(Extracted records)
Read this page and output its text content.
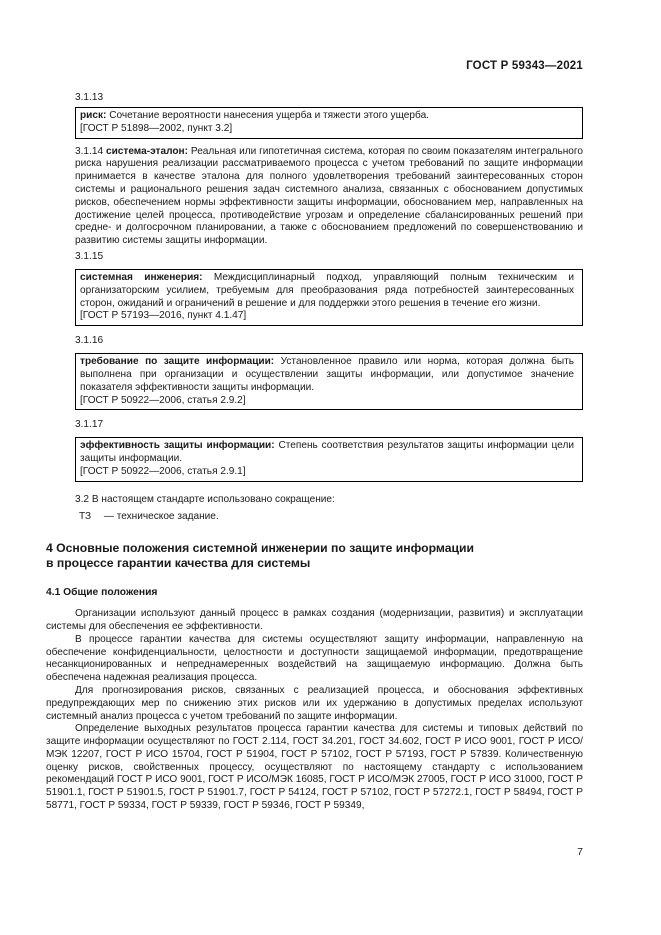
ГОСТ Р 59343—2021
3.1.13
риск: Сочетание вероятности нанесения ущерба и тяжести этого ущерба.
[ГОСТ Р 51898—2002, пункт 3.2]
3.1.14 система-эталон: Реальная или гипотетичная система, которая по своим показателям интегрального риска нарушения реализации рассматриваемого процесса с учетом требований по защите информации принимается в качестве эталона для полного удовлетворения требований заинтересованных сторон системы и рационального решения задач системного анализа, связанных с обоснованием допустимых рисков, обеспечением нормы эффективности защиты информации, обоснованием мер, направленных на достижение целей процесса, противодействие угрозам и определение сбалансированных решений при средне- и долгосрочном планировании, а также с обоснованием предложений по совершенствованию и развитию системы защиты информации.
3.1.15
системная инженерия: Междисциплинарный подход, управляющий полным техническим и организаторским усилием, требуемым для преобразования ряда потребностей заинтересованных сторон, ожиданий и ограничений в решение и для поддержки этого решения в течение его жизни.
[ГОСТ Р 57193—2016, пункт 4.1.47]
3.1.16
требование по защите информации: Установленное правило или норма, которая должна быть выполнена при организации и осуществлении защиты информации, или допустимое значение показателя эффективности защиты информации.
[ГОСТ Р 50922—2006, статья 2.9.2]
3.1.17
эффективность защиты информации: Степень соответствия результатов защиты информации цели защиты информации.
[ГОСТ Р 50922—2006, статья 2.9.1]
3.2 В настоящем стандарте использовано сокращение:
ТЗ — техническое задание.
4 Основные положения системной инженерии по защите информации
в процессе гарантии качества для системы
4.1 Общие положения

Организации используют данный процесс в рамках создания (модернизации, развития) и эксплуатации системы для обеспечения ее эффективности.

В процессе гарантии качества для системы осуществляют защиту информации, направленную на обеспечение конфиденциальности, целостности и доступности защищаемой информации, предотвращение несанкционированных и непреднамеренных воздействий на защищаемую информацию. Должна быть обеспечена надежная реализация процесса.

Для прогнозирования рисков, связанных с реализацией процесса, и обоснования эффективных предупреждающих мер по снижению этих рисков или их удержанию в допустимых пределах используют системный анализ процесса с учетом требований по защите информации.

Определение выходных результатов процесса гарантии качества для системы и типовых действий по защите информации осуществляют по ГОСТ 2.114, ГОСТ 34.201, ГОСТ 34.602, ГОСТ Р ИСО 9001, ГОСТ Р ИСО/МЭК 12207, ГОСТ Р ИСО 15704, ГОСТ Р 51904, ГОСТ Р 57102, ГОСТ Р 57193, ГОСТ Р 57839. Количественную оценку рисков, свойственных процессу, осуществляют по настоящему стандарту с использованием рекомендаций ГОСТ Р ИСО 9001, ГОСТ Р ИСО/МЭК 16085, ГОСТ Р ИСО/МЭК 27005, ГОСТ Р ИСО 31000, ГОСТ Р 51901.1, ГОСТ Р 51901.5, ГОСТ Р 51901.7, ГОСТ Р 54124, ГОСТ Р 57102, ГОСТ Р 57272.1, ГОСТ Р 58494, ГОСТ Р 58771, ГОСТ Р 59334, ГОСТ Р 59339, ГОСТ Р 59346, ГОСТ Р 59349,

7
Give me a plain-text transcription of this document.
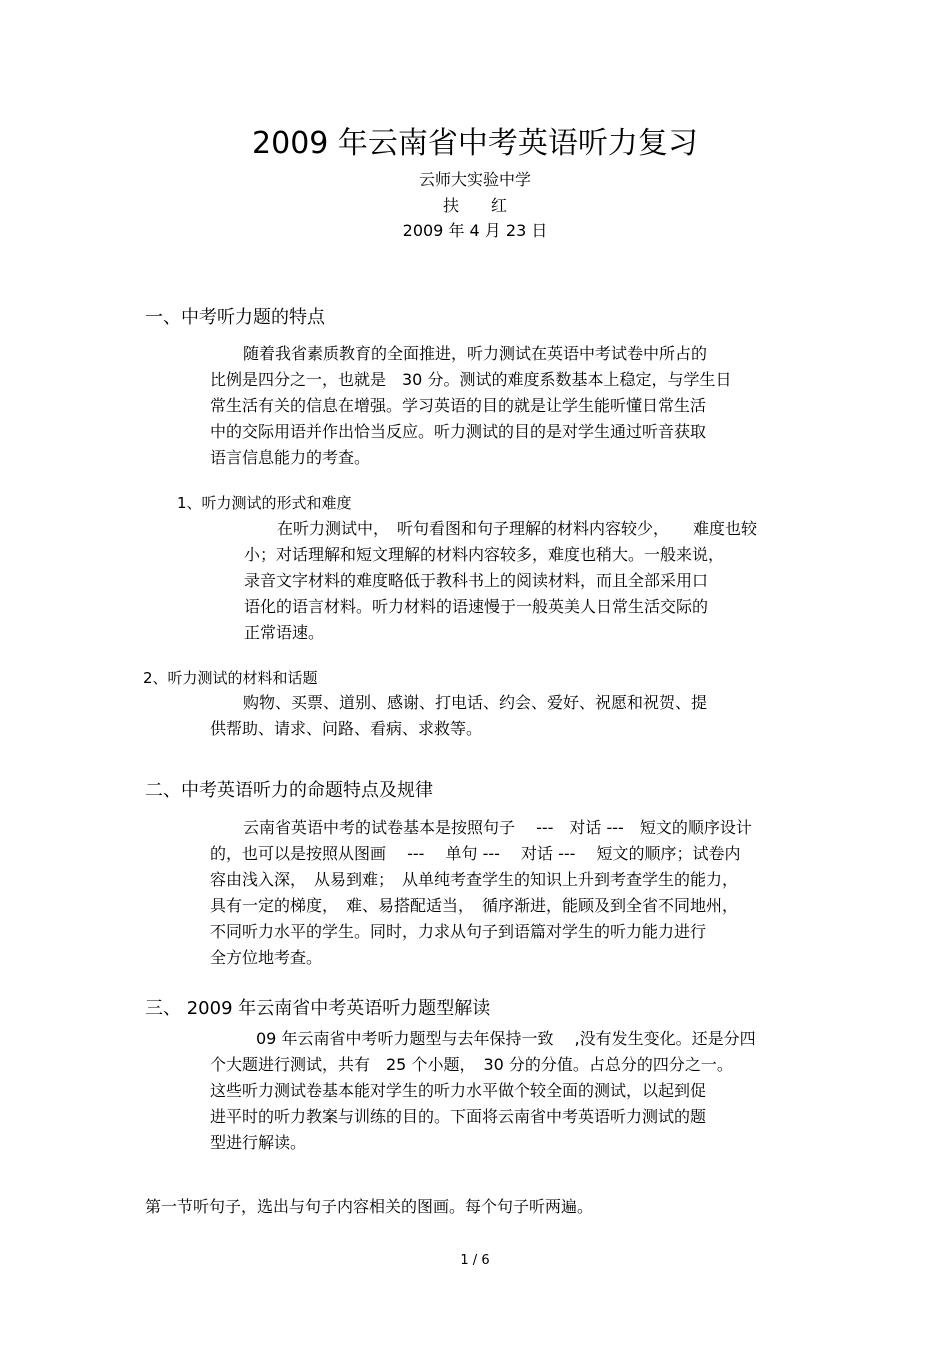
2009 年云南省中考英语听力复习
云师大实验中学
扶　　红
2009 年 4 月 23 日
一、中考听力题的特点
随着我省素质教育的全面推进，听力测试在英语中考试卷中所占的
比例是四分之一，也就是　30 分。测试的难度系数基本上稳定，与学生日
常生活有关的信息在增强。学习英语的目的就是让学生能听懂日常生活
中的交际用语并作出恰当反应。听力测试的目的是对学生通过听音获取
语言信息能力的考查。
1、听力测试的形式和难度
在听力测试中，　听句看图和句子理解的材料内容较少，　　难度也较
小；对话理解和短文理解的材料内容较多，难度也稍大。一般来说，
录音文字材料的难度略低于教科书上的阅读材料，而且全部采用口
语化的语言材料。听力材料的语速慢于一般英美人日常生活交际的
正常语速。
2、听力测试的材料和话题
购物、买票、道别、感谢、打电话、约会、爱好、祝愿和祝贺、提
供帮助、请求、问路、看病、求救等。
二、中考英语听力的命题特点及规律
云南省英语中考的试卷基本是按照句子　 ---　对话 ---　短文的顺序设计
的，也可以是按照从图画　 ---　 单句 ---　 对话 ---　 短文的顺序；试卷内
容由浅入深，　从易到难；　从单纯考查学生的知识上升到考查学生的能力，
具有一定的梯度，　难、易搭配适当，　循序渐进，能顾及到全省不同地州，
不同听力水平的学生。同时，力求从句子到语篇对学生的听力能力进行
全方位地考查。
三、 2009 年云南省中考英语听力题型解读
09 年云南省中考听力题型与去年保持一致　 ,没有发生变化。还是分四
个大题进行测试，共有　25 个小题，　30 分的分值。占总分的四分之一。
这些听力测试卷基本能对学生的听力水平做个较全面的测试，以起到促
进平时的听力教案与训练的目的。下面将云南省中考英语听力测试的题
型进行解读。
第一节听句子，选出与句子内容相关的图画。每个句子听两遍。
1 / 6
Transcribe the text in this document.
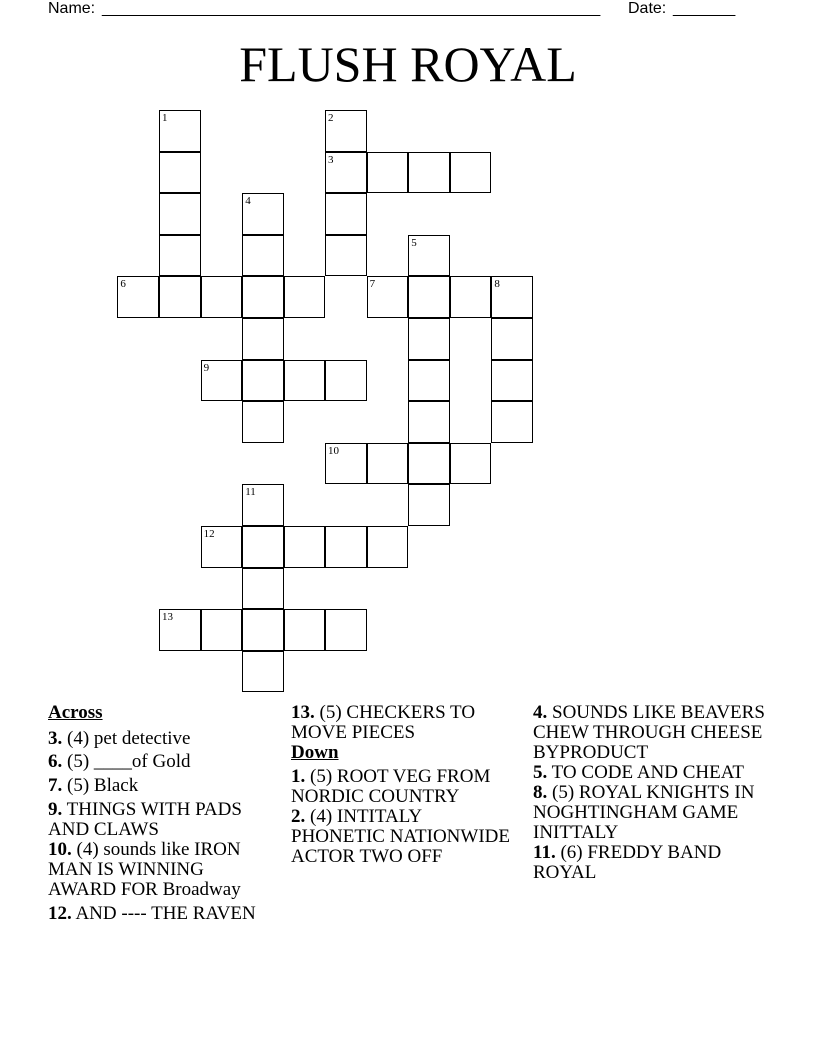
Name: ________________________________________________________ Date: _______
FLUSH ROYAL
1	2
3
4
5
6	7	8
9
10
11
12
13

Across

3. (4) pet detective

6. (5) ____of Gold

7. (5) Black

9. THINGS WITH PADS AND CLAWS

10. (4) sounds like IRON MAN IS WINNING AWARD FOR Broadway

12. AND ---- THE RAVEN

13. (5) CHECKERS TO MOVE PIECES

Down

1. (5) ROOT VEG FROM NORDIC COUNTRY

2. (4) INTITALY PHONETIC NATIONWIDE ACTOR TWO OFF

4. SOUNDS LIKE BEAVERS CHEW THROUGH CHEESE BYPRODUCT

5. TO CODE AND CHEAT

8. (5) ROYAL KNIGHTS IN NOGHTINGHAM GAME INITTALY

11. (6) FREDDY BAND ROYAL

What needs to be done
Output each line of the listing above, word for word, from the one holding "Transcribe the text in this document." through the last line, both included; omit the pictures.

Response to the exercise
Transcribe the text in this document.
Name: ________________________________________________________ Date: _______
FLUSH ROYAL
1	2
3
4
5
6	7	8
9
10
11
12
13

Across

3. (4) pet detective

6. (5) ____of Gold

7. (5) Black

9. THINGS WITH PADS AND CLAWS

10. (4) sounds like IRON MAN IS WINNING AWARD FOR Broadway

12. AND ---- THE RAVEN

13. (5) CHECKERS TO MOVE PIECES

Down

1. (5) ROOT VEG FROM NORDIC COUNTRY

2. (4) INTITALY PHONETIC NATIONWIDE ACTOR TWO OFF

4. SOUNDS LIKE BEAVERS CHEW THROUGH CHEESE BYPRODUCT

5. TO CODE AND CHEAT

8. (5) ROYAL KNIGHTS IN NOGHTINGHAM GAME INITTALY

11. (6) FREDDY BAND ROYAL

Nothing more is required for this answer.